┌─ EXERCISE MATERIALS

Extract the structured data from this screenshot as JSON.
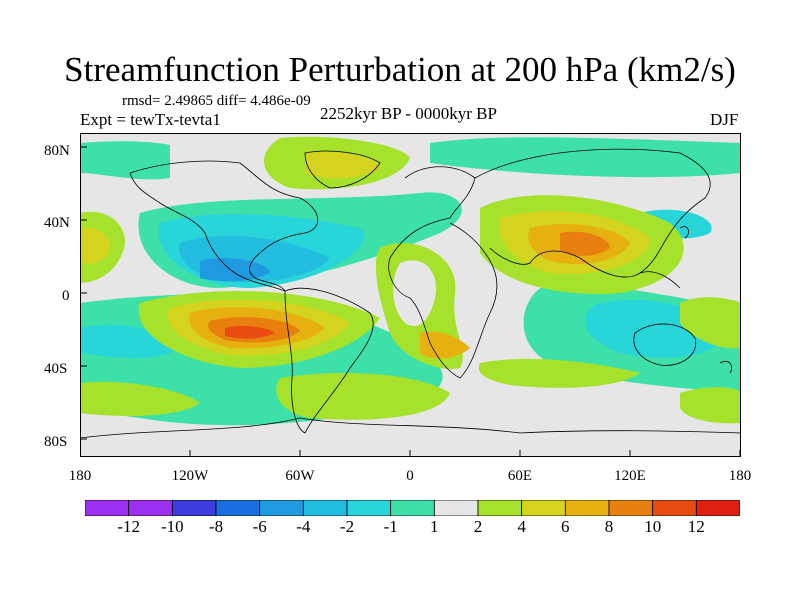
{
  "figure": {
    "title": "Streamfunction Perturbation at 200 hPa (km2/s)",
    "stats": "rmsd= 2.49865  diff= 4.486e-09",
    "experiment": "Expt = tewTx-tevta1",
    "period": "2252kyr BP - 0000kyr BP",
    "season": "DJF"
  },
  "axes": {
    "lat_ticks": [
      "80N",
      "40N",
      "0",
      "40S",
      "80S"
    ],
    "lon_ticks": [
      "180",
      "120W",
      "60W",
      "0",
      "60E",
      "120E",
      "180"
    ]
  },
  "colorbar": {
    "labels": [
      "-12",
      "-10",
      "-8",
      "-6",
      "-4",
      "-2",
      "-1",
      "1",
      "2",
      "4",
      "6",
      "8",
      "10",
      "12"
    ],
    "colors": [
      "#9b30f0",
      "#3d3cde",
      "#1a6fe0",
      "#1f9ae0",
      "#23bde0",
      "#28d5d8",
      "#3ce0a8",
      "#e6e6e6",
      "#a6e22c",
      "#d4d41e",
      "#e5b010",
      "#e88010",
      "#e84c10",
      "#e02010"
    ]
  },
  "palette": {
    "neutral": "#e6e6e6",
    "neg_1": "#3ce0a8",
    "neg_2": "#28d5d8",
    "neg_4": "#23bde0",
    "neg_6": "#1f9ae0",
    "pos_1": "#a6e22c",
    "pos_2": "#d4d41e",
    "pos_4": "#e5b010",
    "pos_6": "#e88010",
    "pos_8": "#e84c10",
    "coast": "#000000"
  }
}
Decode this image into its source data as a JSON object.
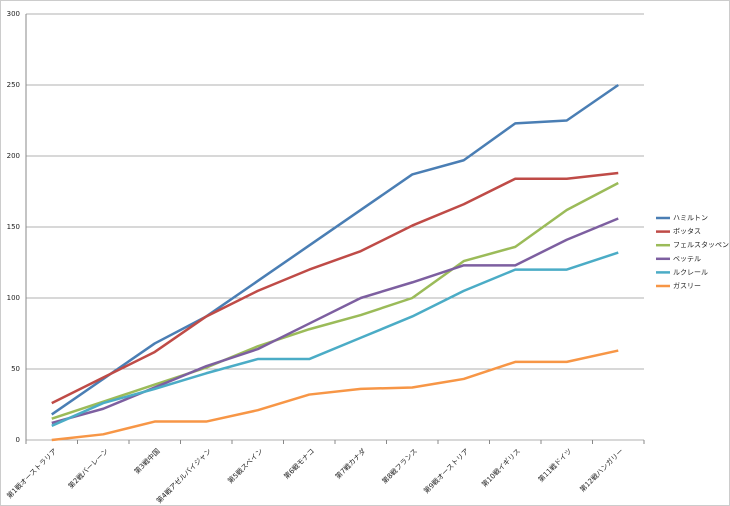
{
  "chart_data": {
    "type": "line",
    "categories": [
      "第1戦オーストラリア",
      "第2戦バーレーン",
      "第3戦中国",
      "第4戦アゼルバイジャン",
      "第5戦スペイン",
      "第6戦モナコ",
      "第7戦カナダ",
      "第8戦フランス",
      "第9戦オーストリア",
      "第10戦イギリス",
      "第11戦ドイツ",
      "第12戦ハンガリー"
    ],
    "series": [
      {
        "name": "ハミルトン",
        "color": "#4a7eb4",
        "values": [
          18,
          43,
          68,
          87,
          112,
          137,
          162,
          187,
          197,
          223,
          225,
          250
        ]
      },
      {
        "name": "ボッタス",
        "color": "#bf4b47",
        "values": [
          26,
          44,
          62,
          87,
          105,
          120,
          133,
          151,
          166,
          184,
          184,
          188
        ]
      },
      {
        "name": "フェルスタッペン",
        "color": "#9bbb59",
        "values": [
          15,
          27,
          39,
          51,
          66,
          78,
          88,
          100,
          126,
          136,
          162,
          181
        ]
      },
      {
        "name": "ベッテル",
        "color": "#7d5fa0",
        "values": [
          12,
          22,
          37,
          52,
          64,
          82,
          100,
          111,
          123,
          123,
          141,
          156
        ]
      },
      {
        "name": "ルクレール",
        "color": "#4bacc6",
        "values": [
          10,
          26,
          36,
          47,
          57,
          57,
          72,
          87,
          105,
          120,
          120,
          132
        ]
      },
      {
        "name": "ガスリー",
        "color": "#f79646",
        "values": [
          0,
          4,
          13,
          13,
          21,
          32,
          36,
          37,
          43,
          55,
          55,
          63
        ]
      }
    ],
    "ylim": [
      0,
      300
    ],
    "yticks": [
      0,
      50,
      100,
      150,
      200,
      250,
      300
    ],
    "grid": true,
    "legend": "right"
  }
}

└─

WHAT IS ASKED: Lines containing the word "JSON" are to be counted in the listing; state their number alone.

RESULT OF THIS TASK: 2